* Exercise goal:
Give the data below again exactly as it stands. Omit the pictures.

* Source data:
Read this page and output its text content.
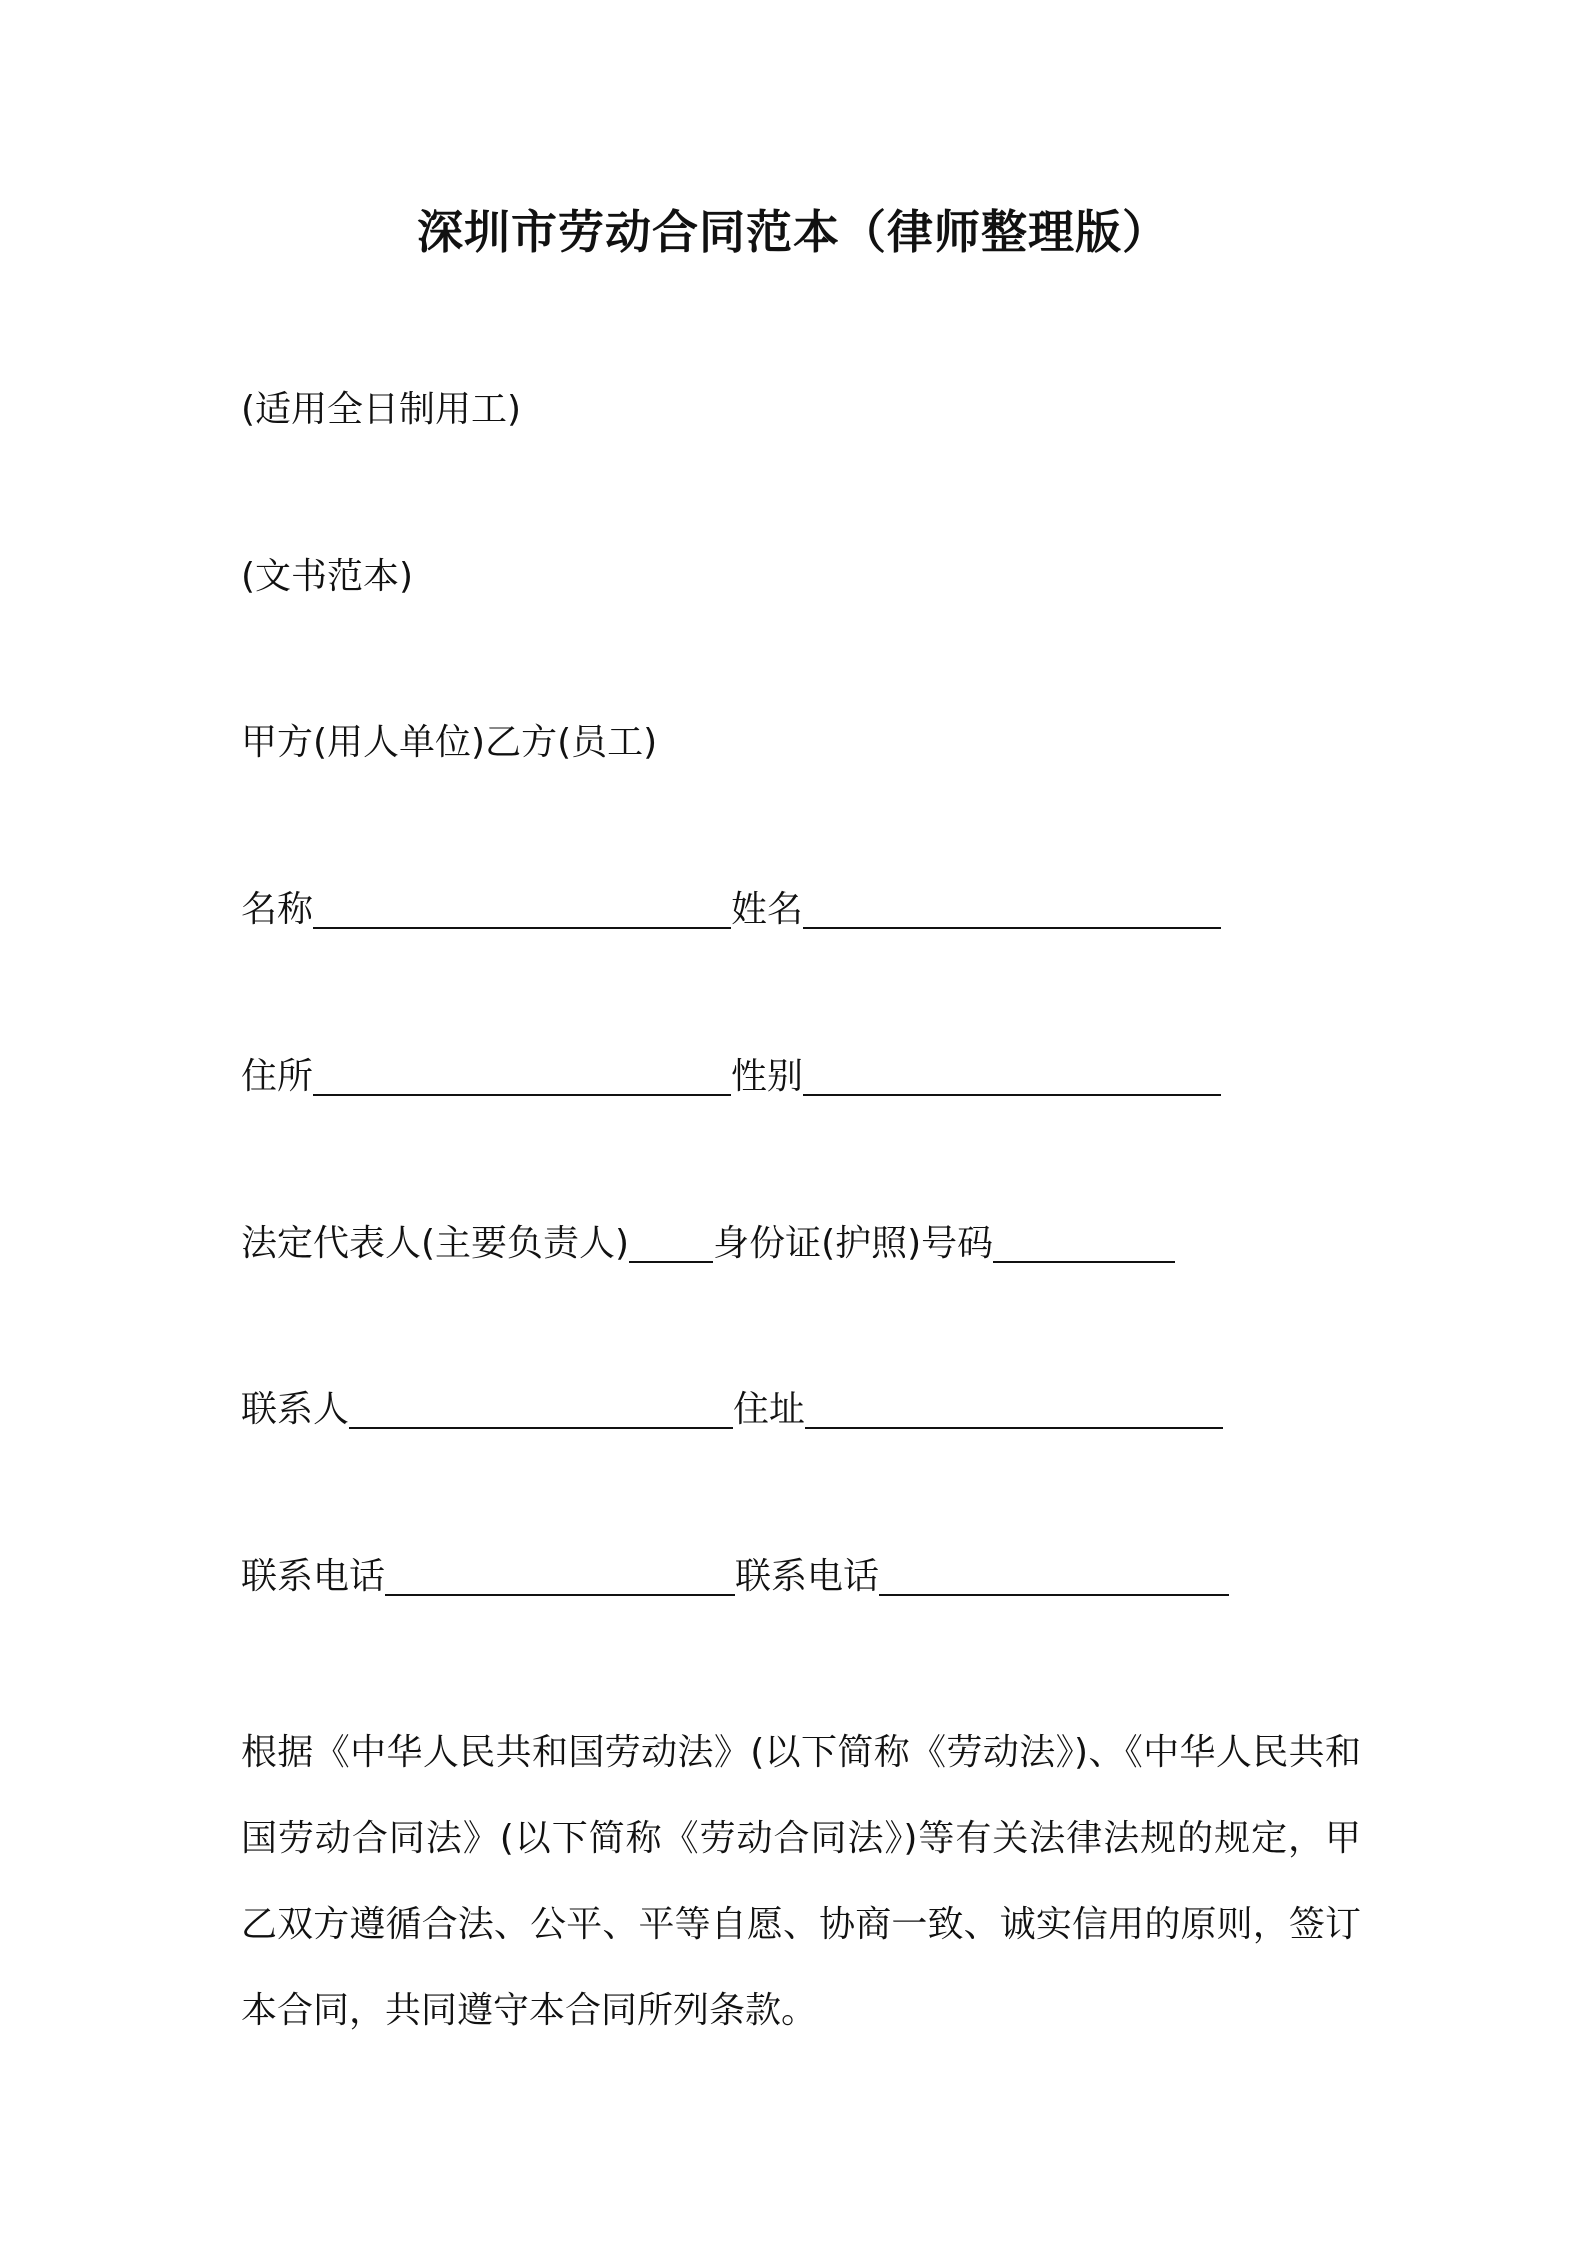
深圳市劳动合同范本（律师整理版）
(适用全日制用工)
(文书范本)
甲方(用人单位)乙方(员工)
名称	姓名
住所	性别
法定代表人(主要负责人) 身份证(护照)号码
联系人	住址
联系电话	联系电话
根据《中华人民共和国劳动法》(以下简称《劳动法》)、《中华人民共和国劳动合同法》(以下简称《劳动合同法》)等有关法律法规的规定，甲乙双方遵循合法、公平、平等自愿、协商一致、诚实信用的原则，签订本合同，共同遵守本合同所列条款。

* Written answer:
Read this page and output its text content.
深圳市劳动合同范本（律师整理版）
(适用全日制用工)
(文书范本)
甲方(用人单位)乙方(员工)
名称	姓名
住所	性别
法定代表人(主要负责人) 身份证(护照)号码
联系人	住址
联系电话	联系电话
根据《中华人民共和国劳动法》(以下简称《劳动法》)、《中华人民共和国劳动合同法》(以下简称《劳动合同法》)等有关法律法规的规定，甲乙双方遵循合法、公平、平等自愿、协商一致、诚实信用的原则，签订本合同，共同遵守本合同所列条款。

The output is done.